→ **TASK**
Images are excluded; otherwise, output every record exactly.

→ **SUPPLIED INFORMATION**

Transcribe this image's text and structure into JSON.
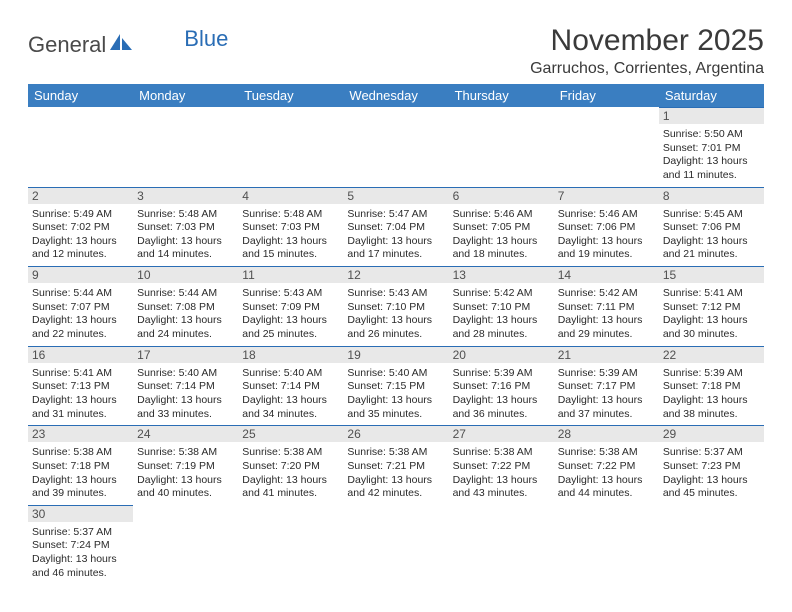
{
  "logo": {
    "text1": "General",
    "text2": "Blue"
  },
  "title": "November 2025",
  "location": "Garruchos, Corrientes, Argentina",
  "weekdays": [
    "Sunday",
    "Monday",
    "Tuesday",
    "Wednesday",
    "Thursday",
    "Friday",
    "Saturday"
  ],
  "colors": {
    "header_bg": "#3a7ec1",
    "header_fg": "#ffffff",
    "daynum_bg": "#e8e8e8",
    "daynum_border": "#2a6db5",
    "text": "#2a2a2a",
    "logo_gray": "#4a4a4a",
    "logo_blue": "#2a6db5"
  },
  "weeks": [
    [
      null,
      null,
      null,
      null,
      null,
      null,
      {
        "n": "1",
        "sr": "Sunrise: 5:50 AM",
        "ss": "Sunset: 7:01 PM",
        "d1": "Daylight: 13 hours",
        "d2": "and 11 minutes."
      }
    ],
    [
      {
        "n": "2",
        "sr": "Sunrise: 5:49 AM",
        "ss": "Sunset: 7:02 PM",
        "d1": "Daylight: 13 hours",
        "d2": "and 12 minutes."
      },
      {
        "n": "3",
        "sr": "Sunrise: 5:48 AM",
        "ss": "Sunset: 7:03 PM",
        "d1": "Daylight: 13 hours",
        "d2": "and 14 minutes."
      },
      {
        "n": "4",
        "sr": "Sunrise: 5:48 AM",
        "ss": "Sunset: 7:03 PM",
        "d1": "Daylight: 13 hours",
        "d2": "and 15 minutes."
      },
      {
        "n": "5",
        "sr": "Sunrise: 5:47 AM",
        "ss": "Sunset: 7:04 PM",
        "d1": "Daylight: 13 hours",
        "d2": "and 17 minutes."
      },
      {
        "n": "6",
        "sr": "Sunrise: 5:46 AM",
        "ss": "Sunset: 7:05 PM",
        "d1": "Daylight: 13 hours",
        "d2": "and 18 minutes."
      },
      {
        "n": "7",
        "sr": "Sunrise: 5:46 AM",
        "ss": "Sunset: 7:06 PM",
        "d1": "Daylight: 13 hours",
        "d2": "and 19 minutes."
      },
      {
        "n": "8",
        "sr": "Sunrise: 5:45 AM",
        "ss": "Sunset: 7:06 PM",
        "d1": "Daylight: 13 hours",
        "d2": "and 21 minutes."
      }
    ],
    [
      {
        "n": "9",
        "sr": "Sunrise: 5:44 AM",
        "ss": "Sunset: 7:07 PM",
        "d1": "Daylight: 13 hours",
        "d2": "and 22 minutes."
      },
      {
        "n": "10",
        "sr": "Sunrise: 5:44 AM",
        "ss": "Sunset: 7:08 PM",
        "d1": "Daylight: 13 hours",
        "d2": "and 24 minutes."
      },
      {
        "n": "11",
        "sr": "Sunrise: 5:43 AM",
        "ss": "Sunset: 7:09 PM",
        "d1": "Daylight: 13 hours",
        "d2": "and 25 minutes."
      },
      {
        "n": "12",
        "sr": "Sunrise: 5:43 AM",
        "ss": "Sunset: 7:10 PM",
        "d1": "Daylight: 13 hours",
        "d2": "and 26 minutes."
      },
      {
        "n": "13",
        "sr": "Sunrise: 5:42 AM",
        "ss": "Sunset: 7:10 PM",
        "d1": "Daylight: 13 hours",
        "d2": "and 28 minutes."
      },
      {
        "n": "14",
        "sr": "Sunrise: 5:42 AM",
        "ss": "Sunset: 7:11 PM",
        "d1": "Daylight: 13 hours",
        "d2": "and 29 minutes."
      },
      {
        "n": "15",
        "sr": "Sunrise: 5:41 AM",
        "ss": "Sunset: 7:12 PM",
        "d1": "Daylight: 13 hours",
        "d2": "and 30 minutes."
      }
    ],
    [
      {
        "n": "16",
        "sr": "Sunrise: 5:41 AM",
        "ss": "Sunset: 7:13 PM",
        "d1": "Daylight: 13 hours",
        "d2": "and 31 minutes."
      },
      {
        "n": "17",
        "sr": "Sunrise: 5:40 AM",
        "ss": "Sunset: 7:14 PM",
        "d1": "Daylight: 13 hours",
        "d2": "and 33 minutes."
      },
      {
        "n": "18",
        "sr": "Sunrise: 5:40 AM",
        "ss": "Sunset: 7:14 PM",
        "d1": "Daylight: 13 hours",
        "d2": "and 34 minutes."
      },
      {
        "n": "19",
        "sr": "Sunrise: 5:40 AM",
        "ss": "Sunset: 7:15 PM",
        "d1": "Daylight: 13 hours",
        "d2": "and 35 minutes."
      },
      {
        "n": "20",
        "sr": "Sunrise: 5:39 AM",
        "ss": "Sunset: 7:16 PM",
        "d1": "Daylight: 13 hours",
        "d2": "and 36 minutes."
      },
      {
        "n": "21",
        "sr": "Sunrise: 5:39 AM",
        "ss": "Sunset: 7:17 PM",
        "d1": "Daylight: 13 hours",
        "d2": "and 37 minutes."
      },
      {
        "n": "22",
        "sr": "Sunrise: 5:39 AM",
        "ss": "Sunset: 7:18 PM",
        "d1": "Daylight: 13 hours",
        "d2": "and 38 minutes."
      }
    ],
    [
      {
        "n": "23",
        "sr": "Sunrise: 5:38 AM",
        "ss": "Sunset: 7:18 PM",
        "d1": "Daylight: 13 hours",
        "d2": "and 39 minutes."
      },
      {
        "n": "24",
        "sr": "Sunrise: 5:38 AM",
        "ss": "Sunset: 7:19 PM",
        "d1": "Daylight: 13 hours",
        "d2": "and 40 minutes."
      },
      {
        "n": "25",
        "sr": "Sunrise: 5:38 AM",
        "ss": "Sunset: 7:20 PM",
        "d1": "Daylight: 13 hours",
        "d2": "and 41 minutes."
      },
      {
        "n": "26",
        "sr": "Sunrise: 5:38 AM",
        "ss": "Sunset: 7:21 PM",
        "d1": "Daylight: 13 hours",
        "d2": "and 42 minutes."
      },
      {
        "n": "27",
        "sr": "Sunrise: 5:38 AM",
        "ss": "Sunset: 7:22 PM",
        "d1": "Daylight: 13 hours",
        "d2": "and 43 minutes."
      },
      {
        "n": "28",
        "sr": "Sunrise: 5:38 AM",
        "ss": "Sunset: 7:22 PM",
        "d1": "Daylight: 13 hours",
        "d2": "and 44 minutes."
      },
      {
        "n": "29",
        "sr": "Sunrise: 5:37 AM",
        "ss": "Sunset: 7:23 PM",
        "d1": "Daylight: 13 hours",
        "d2": "and 45 minutes."
      }
    ],
    [
      {
        "n": "30",
        "sr": "Sunrise: 5:37 AM",
        "ss": "Sunset: 7:24 PM",
        "d1": "Daylight: 13 hours",
        "d2": "and 46 minutes."
      },
      null,
      null,
      null,
      null,
      null,
      null
    ]
  ]
}
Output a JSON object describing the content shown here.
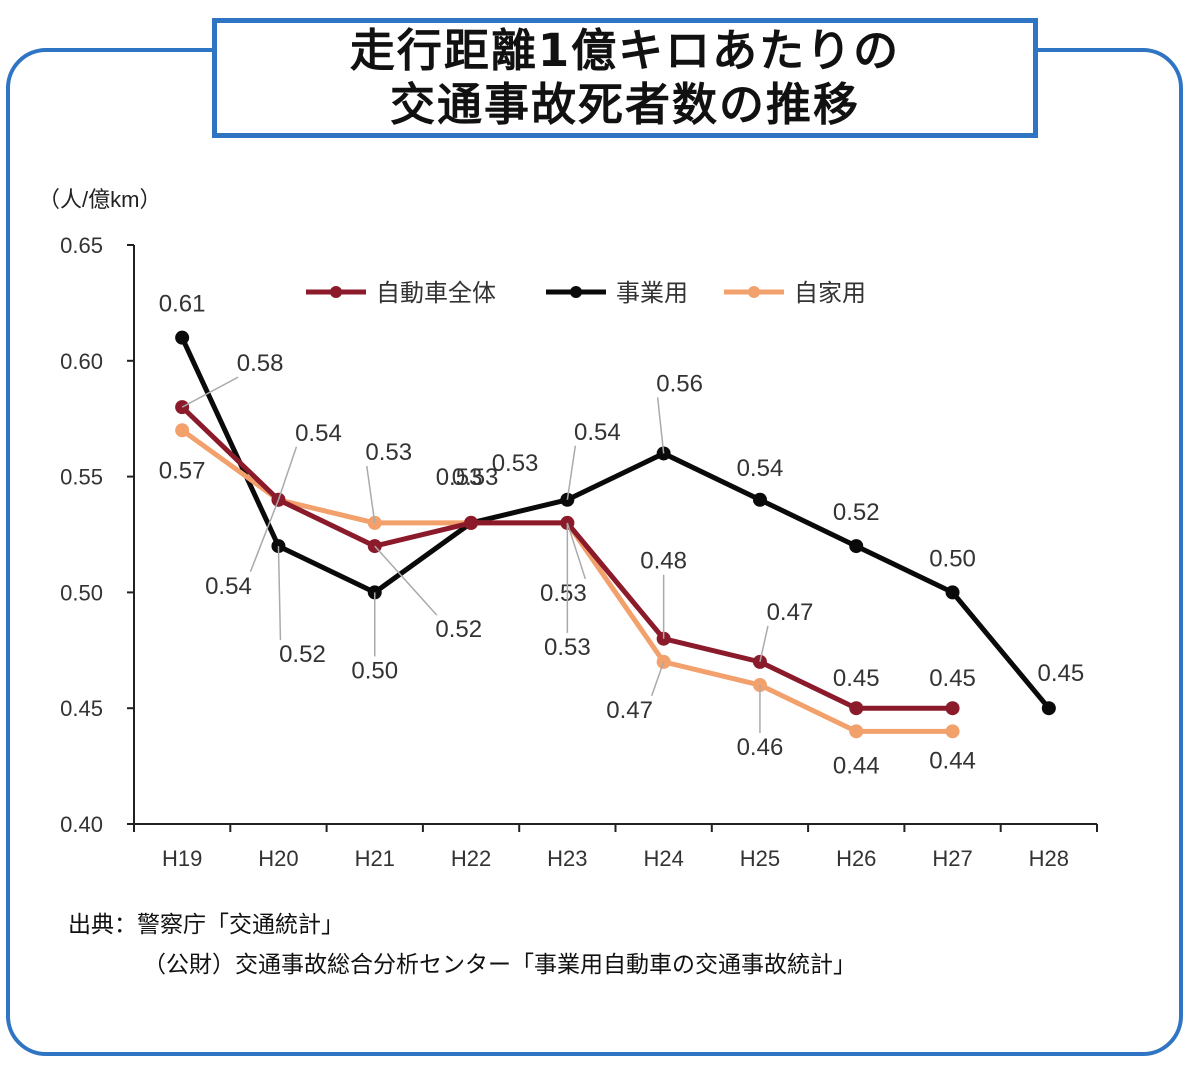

→ **WRITTEN ANSWER**
Transcribe this image's text and structure into JSON.
{
  "logo": {
    "text1": "General",
    "text2": "Blue"
  },
  "title": "November 2025",
  "location": "Garruchos, Corrientes, Argentina",
  "weekdays": [
    "Sunday",
    "Monday",
    "Tuesday",
    "Wednesday",
    "Thursday",
    "Friday",
    "Saturday"
  ],
  "colors": {
    "header_bg": "#3a7ec1",
    "header_fg": "#ffffff",
    "daynum_bg": "#e8e8e8",
    "daynum_border": "#2a6db5",
    "text": "#2a2a2a",
    "logo_gray": "#4a4a4a",
    "logo_blue": "#2a6db5"
  },
  "weeks": [
    [
      null,
      null,
      null,
      null,
      null,
      null,
      {
        "n": "1",
        "sr": "Sunrise: 5:50 AM",
        "ss": "Sunset: 7:01 PM",
        "d1": "Daylight: 13 hours",
        "d2": "and 11 minutes."
      }
    ],
    [
      {
        "n": "2",
        "sr": "Sunrise: 5:49 AM",
        "ss": "Sunset: 7:02 PM",
        "d1": "Daylight: 13 hours",
        "d2": "and 12 minutes."
      },
      {
        "n": "3",
        "sr": "Sunrise: 5:48 AM",
        "ss": "Sunset: 7:03 PM",
        "d1": "Daylight: 13 hours",
        "d2": "and 14 minutes."
      },
      {
        "n": "4",
        "sr": "Sunrise: 5:48 AM",
        "ss": "Sunset: 7:03 PM",
        "d1": "Daylight: 13 hours",
        "d2": "and 15 minutes."
      },
      {
        "n": "5",
        "sr": "Sunrise: 5:47 AM",
        "ss": "Sunset: 7:04 PM",
        "d1": "Daylight: 13 hours",
        "d2": "and 17 minutes."
      },
      {
        "n": "6",
        "sr": "Sunrise: 5:46 AM",
        "ss": "Sunset: 7:05 PM",
        "d1": "Daylight: 13 hours",
        "d2": "and 18 minutes."
      },
      {
        "n": "7",
        "sr": "Sunrise: 5:46 AM",
        "ss": "Sunset: 7:06 PM",
        "d1": "Daylight: 13 hours",
        "d2": "and 19 minutes."
      },
      {
        "n": "8",
        "sr": "Sunrise: 5:45 AM",
        "ss": "Sunset: 7:06 PM",
        "d1": "Daylight: 13 hours",
        "d2": "and 21 minutes."
      }
    ],
    [
      {
        "n": "9",
        "sr": "Sunrise: 5:44 AM",
        "ss": "Sunset: 7:07 PM",
        "d1": "Daylight: 13 hours",
        "d2": "and 22 minutes."
      },
      {
        "n": "10",
        "sr": "Sunrise: 5:44 AM",
        "ss": "Sunset: 7:08 PM",
        "d1": "Daylight: 13 hours",
        "d2": "and 24 minutes."
      },
      {
        "n": "11",
        "sr": "Sunrise: 5:43 AM",
        "ss": "Sunset: 7:09 PM",
        "d1": "Daylight: 13 hours",
        "d2": "and 25 minutes."
      },
      {
        "n": "12",
        "sr": "Sunrise: 5:43 AM",
        "ss": "Sunset: 7:10 PM",
        "d1": "Daylight: 13 hours",
        "d2": "and 26 minutes."
      },
      {
        "n": "13",
        "sr": "Sunrise: 5:42 AM",
        "ss": "Sunset: 7:10 PM",
        "d1": "Daylight: 13 hours",
        "d2": "and 28 minutes."
      },
      {
        "n": "14",
        "sr": "Sunrise: 5:42 AM",
        "ss": "Sunset: 7:11 PM",
        "d1": "Daylight: 13 hours",
        "d2": "and 29 minutes."
      },
      {
        "n": "15",
        "sr": "Sunrise: 5:41 AM",
        "ss": "Sunset: 7:12 PM",
        "d1": "Daylight: 13 hours",
        "d2": "and 30 minutes."
      }
    ],
    [
      {
        "n": "16",
        "sr": "Sunrise: 5:41 AM",
        "ss": "Sunset: 7:13 PM",
        "d1": "Daylight: 13 hours",
        "d2": "and 31 minutes."
      },
      {
        "n": "17",
        "sr": "Sunrise: 5:40 AM",
        "ss": "Sunset: 7:14 PM",
        "d1": "Daylight: 13 hours",
        "d2": "and 33 minutes."
      },
      {
        "n": "18",
        "sr": "Sunrise: 5:40 AM",
        "ss": "Sunset: 7:14 PM",
        "d1": "Daylight: 13 hours",
        "d2": "and 34 minutes."
      },
      {
        "n": "19",
        "sr": "Sunrise: 5:40 AM",
        "ss": "Sunset: 7:15 PM",
        "d1": "Daylight: 13 hours",
        "d2": "and 35 minutes."
      },
      {
        "n": "20",
        "sr": "Sunrise: 5:39 AM",
        "ss": "Sunset: 7:16 PM",
        "d1": "Daylight: 13 hours",
        "d2": "and 36 minutes."
      },
      {
        "n": "21",
        "sr": "Sunrise: 5:39 AM",
        "ss": "Sunset: 7:17 PM",
        "d1": "Daylight: 13 hours",
        "d2": "and 37 minutes."
      },
      {
        "n": "22",
        "sr": "Sunrise: 5:39 AM",
        "ss": "Sunset: 7:18 PM",
        "d1": "Daylight: 13 hours",
        "d2": "and 38 minutes."
      }
    ],
    [
      {
        "n": "23",
        "sr": "Sunrise: 5:38 AM",
        "ss": "Sunset: 7:18 PM",
        "d1": "Daylight: 13 hours",
        "d2": "and 39 minutes."
      },
      {
        "n": "24",
        "sr": "Sunrise: 5:38 AM",
        "ss": "Sunset: 7:19 PM",
        "d1": "Daylight: 13 hours",
        "d2": "and 40 minutes."
      },
      {
        "n": "25",
        "sr": "Sunrise: 5:38 AM",
        "ss": "Sunset: 7:20 PM",
        "d1": "Daylight: 13 hours",
        "d2": "and 41 minutes."
      },
      {
        "n": "26",
        "sr": "Sunrise: 5:38 AM",
        "ss": "Sunset: 7:21 PM",
        "d1": "Daylight: 13 hours",
        "d2": "and 42 minutes."
      },
      {
        "n": "27",
        "sr": "Sunrise: 5:38 AM",
        "ss": "Sunset: 7:22 PM",
        "d1": "Daylight: 13 hours",
        "d2": "and 43 minutes."
      },
      {
        "n": "28",
        "sr": "Sunrise: 5:38 AM",
        "ss": "Sunset: 7:22 PM",
        "d1": "Daylight: 13 hours",
        "d2": "and 44 minutes."
      },
      {
        "n": "29",
        "sr": "Sunrise: 5:37 AM",
        "ss": "Sunset: 7:23 PM",
        "d1": "Daylight: 13 hours",
        "d2": "and 45 minutes."
      }
    ],
    [
      {
        "n": "30",
        "sr": "Sunrise: 5:37 AM",
        "ss": "Sunset: 7:24 PM",
        "d1": "Daylight: 13 hours",
        "d2": "and 46 minutes."
      },
      null,
      null,
      null,
      null,
      null,
      null
    ]
  ]
}
Output a JSON object describing the content shown here.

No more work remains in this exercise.